- **TASK TO CARRY OUT**
Where a line in the listing below contains the word "Liabilities", copy that line.
— begin RECORDS FOR PROCESSING —
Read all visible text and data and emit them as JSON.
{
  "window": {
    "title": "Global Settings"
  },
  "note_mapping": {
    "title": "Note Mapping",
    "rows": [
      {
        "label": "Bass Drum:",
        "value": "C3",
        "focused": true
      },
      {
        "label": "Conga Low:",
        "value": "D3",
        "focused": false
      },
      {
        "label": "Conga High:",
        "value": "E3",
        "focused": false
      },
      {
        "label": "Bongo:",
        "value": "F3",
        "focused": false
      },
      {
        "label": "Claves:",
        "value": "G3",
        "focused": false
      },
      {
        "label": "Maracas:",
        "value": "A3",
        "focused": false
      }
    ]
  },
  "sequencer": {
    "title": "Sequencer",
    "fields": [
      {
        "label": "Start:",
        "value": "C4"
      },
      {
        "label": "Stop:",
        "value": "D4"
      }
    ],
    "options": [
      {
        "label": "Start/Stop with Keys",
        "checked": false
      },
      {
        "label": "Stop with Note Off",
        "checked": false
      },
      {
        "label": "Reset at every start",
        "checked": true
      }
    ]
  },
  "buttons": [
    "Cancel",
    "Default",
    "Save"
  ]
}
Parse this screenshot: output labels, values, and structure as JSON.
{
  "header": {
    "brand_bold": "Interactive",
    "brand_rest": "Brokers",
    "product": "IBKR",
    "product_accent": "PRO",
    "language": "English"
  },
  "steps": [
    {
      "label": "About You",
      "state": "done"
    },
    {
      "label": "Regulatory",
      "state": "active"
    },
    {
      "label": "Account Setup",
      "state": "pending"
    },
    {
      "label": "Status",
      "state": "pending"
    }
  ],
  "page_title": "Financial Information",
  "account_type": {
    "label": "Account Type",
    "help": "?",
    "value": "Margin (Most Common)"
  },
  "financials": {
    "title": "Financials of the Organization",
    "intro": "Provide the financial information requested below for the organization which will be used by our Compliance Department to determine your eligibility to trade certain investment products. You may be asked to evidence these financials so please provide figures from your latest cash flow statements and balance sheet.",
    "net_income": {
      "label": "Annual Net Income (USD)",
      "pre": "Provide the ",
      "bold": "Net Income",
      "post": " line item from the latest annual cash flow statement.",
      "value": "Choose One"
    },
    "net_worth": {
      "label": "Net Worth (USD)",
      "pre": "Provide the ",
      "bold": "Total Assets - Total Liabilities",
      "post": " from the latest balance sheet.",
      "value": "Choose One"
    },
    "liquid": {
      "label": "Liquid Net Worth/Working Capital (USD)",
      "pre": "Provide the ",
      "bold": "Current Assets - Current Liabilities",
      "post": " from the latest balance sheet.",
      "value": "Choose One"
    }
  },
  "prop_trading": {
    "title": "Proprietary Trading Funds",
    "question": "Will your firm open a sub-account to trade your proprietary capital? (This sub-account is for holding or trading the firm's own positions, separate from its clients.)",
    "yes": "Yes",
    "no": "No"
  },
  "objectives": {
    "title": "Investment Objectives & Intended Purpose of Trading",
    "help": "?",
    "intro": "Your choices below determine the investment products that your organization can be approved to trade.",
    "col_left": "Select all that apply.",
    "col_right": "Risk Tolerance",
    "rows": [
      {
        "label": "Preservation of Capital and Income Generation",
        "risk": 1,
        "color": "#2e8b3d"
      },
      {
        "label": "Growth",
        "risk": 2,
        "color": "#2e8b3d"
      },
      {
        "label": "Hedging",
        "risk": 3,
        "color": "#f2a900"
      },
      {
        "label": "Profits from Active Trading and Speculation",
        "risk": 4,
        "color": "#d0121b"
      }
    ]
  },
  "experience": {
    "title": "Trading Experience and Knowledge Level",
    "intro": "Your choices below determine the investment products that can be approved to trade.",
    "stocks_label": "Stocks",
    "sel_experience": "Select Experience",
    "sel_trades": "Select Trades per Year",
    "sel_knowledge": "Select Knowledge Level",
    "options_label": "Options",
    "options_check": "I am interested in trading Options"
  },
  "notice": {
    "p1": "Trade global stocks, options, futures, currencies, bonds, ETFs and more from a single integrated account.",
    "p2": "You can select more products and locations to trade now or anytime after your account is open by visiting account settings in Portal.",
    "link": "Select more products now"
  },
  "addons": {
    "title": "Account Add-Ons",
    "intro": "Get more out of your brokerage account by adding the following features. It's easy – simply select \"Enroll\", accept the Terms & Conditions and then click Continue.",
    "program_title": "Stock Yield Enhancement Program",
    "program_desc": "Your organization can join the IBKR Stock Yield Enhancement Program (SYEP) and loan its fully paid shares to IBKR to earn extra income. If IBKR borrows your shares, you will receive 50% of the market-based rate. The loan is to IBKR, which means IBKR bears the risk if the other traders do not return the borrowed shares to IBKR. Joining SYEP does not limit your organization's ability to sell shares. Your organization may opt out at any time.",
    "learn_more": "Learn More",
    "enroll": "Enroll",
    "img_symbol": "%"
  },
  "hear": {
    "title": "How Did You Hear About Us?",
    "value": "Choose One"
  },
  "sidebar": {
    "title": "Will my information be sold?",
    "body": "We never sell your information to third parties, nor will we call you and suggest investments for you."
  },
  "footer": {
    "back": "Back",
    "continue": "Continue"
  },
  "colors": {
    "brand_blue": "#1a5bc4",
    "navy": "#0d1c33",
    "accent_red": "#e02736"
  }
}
— end RECORDS FOR PROCESSING —
- **SOLUTION FOR THIS EXERCISE**
      "bold": "Total Assets - Total Liabilities",
      "bold": "Current Assets - Current Liabilities",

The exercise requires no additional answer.